→ What this task involves
Exact reproduction of the data is required, with images excluded.

━━━━━ Provided entries ━━━━━

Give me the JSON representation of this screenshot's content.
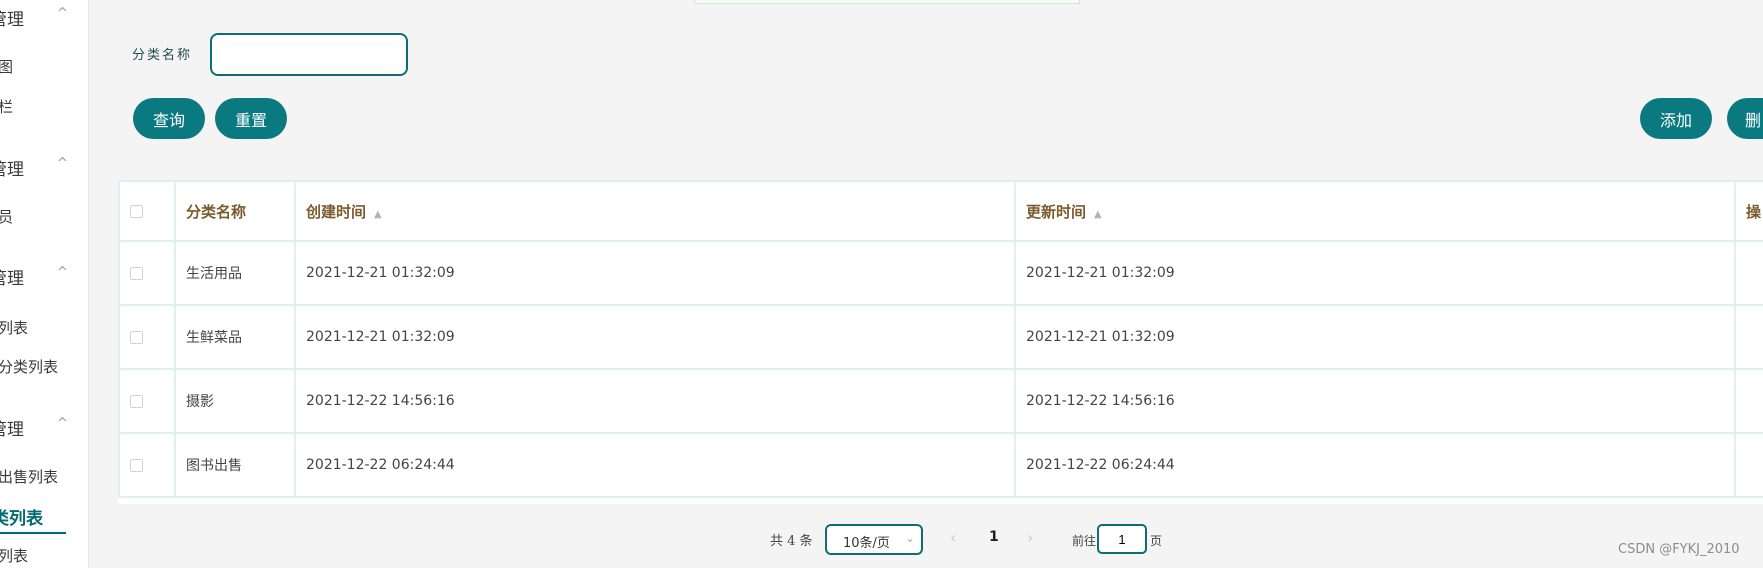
{
  "sidebar": {
    "groups": [
      {
        "label": "管理",
        "chevron": "^"
      },
      {
        "label": "管理",
        "chevron": "^"
      },
      {
        "label": "管理",
        "chevron": "^"
      },
      {
        "label": "管理",
        "chevron": "^"
      }
    ],
    "items": [
      "图",
      "栏",
      "员",
      "列表",
      "分类列表",
      "出售列表",
      "类列表",
      "列表"
    ]
  },
  "search": {
    "label": "分类名称",
    "value": "",
    "placeholder": ""
  },
  "buttons": {
    "query": "查询",
    "reset": "重置",
    "add": "添加",
    "delete": "删"
  },
  "table": {
    "columns": [
      "分类名称",
      "创建时间",
      "更新时间",
      "操"
    ],
    "rows": [
      {
        "name": "生活用品",
        "created": "2021-12-21 01:32:09",
        "updated": "2021-12-21 01:32:09"
      },
      {
        "name": "生鲜菜品",
        "created": "2021-12-21 01:32:09",
        "updated": "2021-12-21 01:32:09"
      },
      {
        "name": "摄影",
        "created": "2021-12-22 14:56:16",
        "updated": "2021-12-22 14:56:16"
      },
      {
        "name": "图书出售",
        "created": "2021-12-22 06:24:44",
        "updated": "2021-12-22 06:24:44"
      }
    ]
  },
  "pagination": {
    "total": "共 4 条",
    "page_size": "10条/页",
    "prev": "‹",
    "current": "1",
    "next": "›",
    "goto_label": "前往",
    "goto_value": "1",
    "page_label": "页"
  },
  "watermark": "CSDN @FYKJ_2010",
  "colors": {
    "accent": "#0b7a80",
    "header_text": "#7a5c2e",
    "border": "#dff0f3"
  },
  "icons": [
    "chevron-up-icon",
    "checkbox-icon",
    "sort-icon",
    "chevron-left-icon",
    "chevron-right-icon",
    "dropdown-caret-icon"
  ]
}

━━━━━

→ Response to this exercise
Give me the JSON representation of this screenshot's content.
{
  "sidebar": {
    "groups": [
      {
        "label": "管理",
        "chevron": "^"
      },
      {
        "label": "管理",
        "chevron": "^"
      },
      {
        "label": "管理",
        "chevron": "^"
      },
      {
        "label": "管理",
        "chevron": "^"
      }
    ],
    "items": [
      "图",
      "栏",
      "员",
      "列表",
      "分类列表",
      "出售列表",
      "类列表",
      "列表"
    ]
  },
  "search": {
    "label": "分类名称",
    "value": "",
    "placeholder": ""
  },
  "buttons": {
    "query": "查询",
    "reset": "重置",
    "add": "添加",
    "delete": "删"
  },
  "table": {
    "columns": [
      "分类名称",
      "创建时间",
      "更新时间",
      "操"
    ],
    "rows": [
      {
        "name": "生活用品",
        "created": "2021-12-21 01:32:09",
        "updated": "2021-12-21 01:32:09"
      },
      {
        "name": "生鲜菜品",
        "created": "2021-12-21 01:32:09",
        "updated": "2021-12-21 01:32:09"
      },
      {
        "name": "摄影",
        "created": "2021-12-22 14:56:16",
        "updated": "2021-12-22 14:56:16"
      },
      {
        "name": "图书出售",
        "created": "2021-12-22 06:24:44",
        "updated": "2021-12-22 06:24:44"
      }
    ]
  },
  "pagination": {
    "total": "共 4 条",
    "page_size": "10条/页",
    "prev": "‹",
    "current": "1",
    "next": "›",
    "goto_label": "前往",
    "goto_value": "1",
    "page_label": "页"
  },
  "watermark": "CSDN @FYKJ_2010",
  "colors": {
    "accent": "#0b7a80",
    "header_text": "#7a5c2e",
    "border": "#dff0f3"
  },
  "icons": [
    "chevron-up-icon",
    "checkbox-icon",
    "sort-icon",
    "chevron-left-icon",
    "chevron-right-icon",
    "dropdown-caret-icon"
  ]
}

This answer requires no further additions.